Dataset records:
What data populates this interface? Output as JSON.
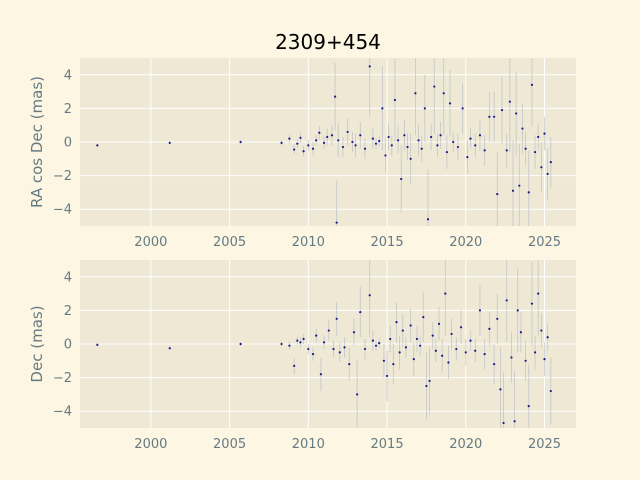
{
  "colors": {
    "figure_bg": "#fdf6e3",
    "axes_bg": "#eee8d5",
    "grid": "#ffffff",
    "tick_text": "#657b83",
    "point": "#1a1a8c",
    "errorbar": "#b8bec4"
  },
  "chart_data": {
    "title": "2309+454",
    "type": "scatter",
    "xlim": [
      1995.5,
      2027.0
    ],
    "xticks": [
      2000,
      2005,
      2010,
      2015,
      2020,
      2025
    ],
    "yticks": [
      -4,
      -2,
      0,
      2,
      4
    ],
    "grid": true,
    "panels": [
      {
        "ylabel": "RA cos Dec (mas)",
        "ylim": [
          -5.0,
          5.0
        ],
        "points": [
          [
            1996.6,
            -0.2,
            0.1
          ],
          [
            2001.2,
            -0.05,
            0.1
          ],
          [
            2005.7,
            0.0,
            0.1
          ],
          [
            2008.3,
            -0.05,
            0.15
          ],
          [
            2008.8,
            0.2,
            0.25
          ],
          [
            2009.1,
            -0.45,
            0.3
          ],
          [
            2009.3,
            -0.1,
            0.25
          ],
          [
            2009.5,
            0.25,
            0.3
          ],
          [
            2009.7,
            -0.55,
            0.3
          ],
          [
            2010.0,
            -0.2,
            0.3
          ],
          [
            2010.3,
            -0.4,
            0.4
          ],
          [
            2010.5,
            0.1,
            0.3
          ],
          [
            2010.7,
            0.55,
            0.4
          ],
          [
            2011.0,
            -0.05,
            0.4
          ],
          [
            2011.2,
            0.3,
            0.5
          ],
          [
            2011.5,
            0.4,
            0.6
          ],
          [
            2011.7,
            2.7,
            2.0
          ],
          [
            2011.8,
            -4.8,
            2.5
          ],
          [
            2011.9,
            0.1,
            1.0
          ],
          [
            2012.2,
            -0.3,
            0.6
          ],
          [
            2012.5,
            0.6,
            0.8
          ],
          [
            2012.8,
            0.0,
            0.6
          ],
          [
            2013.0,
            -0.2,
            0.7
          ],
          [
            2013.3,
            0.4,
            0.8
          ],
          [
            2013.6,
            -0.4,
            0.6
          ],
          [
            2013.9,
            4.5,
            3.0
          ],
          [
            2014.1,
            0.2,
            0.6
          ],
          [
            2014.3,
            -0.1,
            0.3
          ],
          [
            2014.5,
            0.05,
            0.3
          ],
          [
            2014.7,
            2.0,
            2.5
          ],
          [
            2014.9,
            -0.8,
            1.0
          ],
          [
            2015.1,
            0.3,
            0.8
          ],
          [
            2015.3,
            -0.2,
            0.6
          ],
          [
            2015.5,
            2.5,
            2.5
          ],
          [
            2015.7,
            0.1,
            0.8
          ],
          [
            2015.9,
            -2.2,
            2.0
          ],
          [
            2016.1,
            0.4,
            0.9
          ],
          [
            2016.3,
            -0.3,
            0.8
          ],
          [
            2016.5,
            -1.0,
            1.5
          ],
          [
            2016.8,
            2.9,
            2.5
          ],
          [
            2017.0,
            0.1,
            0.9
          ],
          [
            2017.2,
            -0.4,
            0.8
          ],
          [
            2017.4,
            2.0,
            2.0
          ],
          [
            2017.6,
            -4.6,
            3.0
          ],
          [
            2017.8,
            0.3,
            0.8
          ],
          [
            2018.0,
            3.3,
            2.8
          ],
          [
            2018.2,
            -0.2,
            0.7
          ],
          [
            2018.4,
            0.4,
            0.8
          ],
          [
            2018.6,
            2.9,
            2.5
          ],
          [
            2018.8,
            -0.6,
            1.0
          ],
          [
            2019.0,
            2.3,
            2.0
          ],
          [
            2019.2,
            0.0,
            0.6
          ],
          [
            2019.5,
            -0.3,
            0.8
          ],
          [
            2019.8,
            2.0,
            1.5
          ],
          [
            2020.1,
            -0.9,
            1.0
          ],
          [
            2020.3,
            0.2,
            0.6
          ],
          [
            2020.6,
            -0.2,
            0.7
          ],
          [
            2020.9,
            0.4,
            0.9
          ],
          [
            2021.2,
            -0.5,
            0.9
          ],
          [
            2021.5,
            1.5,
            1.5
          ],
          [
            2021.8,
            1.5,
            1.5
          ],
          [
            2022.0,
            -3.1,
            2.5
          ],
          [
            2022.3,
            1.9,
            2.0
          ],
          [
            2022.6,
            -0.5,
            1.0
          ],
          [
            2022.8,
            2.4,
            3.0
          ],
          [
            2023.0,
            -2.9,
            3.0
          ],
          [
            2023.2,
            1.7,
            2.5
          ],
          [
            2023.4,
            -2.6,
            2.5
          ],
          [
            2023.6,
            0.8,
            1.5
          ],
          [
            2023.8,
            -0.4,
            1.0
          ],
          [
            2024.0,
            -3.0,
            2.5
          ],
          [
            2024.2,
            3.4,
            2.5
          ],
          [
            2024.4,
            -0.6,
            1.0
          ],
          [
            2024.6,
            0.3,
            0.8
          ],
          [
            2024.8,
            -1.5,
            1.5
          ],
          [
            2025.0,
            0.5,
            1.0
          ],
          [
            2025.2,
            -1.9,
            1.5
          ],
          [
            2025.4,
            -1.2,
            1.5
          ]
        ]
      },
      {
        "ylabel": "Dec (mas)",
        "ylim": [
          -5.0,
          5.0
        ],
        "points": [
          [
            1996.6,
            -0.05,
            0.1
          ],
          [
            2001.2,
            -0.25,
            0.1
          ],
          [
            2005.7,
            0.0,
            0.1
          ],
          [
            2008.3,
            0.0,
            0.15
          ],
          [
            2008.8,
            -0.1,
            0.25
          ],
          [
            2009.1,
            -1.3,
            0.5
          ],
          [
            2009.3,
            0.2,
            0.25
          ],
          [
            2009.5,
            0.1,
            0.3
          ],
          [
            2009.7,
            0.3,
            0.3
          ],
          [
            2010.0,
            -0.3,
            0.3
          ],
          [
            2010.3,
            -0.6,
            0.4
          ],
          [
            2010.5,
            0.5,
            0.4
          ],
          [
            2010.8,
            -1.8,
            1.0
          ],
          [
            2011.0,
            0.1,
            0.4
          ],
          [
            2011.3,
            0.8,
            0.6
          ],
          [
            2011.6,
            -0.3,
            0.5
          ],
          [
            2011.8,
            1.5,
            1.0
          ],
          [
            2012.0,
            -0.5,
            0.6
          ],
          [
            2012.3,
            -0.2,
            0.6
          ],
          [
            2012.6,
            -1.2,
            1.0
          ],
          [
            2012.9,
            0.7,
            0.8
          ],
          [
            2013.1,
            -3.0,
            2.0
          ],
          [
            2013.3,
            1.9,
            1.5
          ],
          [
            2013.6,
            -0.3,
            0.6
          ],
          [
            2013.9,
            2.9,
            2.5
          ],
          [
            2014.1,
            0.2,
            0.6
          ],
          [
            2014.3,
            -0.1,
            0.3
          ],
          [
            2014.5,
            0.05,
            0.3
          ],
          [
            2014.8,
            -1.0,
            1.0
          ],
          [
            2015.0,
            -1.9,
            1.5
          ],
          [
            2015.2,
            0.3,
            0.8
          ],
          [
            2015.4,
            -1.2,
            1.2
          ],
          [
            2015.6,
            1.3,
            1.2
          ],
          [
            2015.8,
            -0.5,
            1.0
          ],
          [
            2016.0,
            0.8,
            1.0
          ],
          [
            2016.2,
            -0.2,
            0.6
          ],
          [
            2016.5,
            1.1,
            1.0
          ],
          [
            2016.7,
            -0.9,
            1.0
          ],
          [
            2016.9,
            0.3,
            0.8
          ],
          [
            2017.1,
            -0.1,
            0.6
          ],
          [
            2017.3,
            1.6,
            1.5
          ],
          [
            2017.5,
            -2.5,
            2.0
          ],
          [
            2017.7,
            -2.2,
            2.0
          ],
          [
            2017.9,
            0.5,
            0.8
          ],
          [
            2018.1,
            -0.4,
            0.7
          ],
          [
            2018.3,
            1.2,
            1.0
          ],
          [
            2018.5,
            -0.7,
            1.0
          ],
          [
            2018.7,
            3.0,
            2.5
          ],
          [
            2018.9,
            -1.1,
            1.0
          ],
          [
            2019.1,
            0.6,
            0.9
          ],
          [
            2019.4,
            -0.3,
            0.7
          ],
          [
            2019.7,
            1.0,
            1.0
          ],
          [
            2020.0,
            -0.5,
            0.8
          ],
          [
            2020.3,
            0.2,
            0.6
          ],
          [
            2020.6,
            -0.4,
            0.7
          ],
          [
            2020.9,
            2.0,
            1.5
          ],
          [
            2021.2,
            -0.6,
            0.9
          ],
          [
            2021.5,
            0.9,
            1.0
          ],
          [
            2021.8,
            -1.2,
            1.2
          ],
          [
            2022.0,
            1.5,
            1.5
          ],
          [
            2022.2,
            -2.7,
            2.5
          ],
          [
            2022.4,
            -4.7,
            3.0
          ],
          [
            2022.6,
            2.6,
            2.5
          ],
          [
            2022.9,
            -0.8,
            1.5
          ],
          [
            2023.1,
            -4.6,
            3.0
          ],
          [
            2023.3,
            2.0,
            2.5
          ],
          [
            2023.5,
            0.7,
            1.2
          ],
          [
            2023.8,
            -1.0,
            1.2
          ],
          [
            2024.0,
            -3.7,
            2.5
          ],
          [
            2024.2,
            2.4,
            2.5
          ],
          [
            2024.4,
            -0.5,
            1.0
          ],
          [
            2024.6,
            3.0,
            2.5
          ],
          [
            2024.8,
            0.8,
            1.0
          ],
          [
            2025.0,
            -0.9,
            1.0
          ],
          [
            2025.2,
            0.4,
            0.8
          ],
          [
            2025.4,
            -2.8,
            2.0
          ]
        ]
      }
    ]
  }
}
...
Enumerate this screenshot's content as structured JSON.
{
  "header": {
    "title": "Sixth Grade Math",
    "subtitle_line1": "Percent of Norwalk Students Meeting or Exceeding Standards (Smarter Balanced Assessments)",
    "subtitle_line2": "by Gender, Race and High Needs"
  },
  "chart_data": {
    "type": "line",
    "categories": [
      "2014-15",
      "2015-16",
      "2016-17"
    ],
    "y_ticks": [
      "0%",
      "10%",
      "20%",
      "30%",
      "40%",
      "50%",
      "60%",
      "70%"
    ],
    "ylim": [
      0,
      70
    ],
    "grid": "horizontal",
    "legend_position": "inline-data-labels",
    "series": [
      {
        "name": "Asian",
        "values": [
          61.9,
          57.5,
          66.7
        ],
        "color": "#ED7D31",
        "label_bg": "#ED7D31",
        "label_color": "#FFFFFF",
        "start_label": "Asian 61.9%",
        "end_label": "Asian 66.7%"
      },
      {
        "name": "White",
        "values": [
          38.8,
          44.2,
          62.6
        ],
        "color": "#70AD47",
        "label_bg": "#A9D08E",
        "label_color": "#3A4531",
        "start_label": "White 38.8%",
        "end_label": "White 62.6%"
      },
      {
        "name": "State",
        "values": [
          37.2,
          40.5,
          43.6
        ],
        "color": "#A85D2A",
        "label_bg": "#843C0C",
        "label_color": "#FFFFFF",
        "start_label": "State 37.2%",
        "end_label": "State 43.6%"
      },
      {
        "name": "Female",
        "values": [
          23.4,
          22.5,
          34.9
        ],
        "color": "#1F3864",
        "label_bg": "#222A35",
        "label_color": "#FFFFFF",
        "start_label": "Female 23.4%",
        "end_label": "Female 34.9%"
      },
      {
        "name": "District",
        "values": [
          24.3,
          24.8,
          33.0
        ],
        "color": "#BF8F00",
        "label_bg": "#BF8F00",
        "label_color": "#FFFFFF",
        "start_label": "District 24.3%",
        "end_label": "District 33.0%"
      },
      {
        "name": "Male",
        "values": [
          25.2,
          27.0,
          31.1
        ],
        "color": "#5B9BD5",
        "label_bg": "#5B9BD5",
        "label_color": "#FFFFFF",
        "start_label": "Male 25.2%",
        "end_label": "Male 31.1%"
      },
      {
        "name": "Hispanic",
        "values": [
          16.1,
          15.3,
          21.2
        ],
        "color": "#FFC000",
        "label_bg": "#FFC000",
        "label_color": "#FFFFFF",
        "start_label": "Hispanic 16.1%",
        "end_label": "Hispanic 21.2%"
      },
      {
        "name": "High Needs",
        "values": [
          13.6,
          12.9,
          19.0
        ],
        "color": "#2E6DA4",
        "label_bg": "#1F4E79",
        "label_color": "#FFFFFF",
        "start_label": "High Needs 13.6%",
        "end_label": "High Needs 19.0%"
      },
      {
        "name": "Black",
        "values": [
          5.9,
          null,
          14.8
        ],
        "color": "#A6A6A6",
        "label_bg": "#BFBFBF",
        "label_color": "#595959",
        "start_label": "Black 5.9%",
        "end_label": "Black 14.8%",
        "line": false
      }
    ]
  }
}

What is needed: Copy every line in the records above that contains the word "High".

Answer to the task:
    "subtitle_line2": "by Gender, Race and High Needs"
        "name": "High Needs",
        "start_label": "High Needs 13.6%",
        "end_label": "High Needs 19.0%"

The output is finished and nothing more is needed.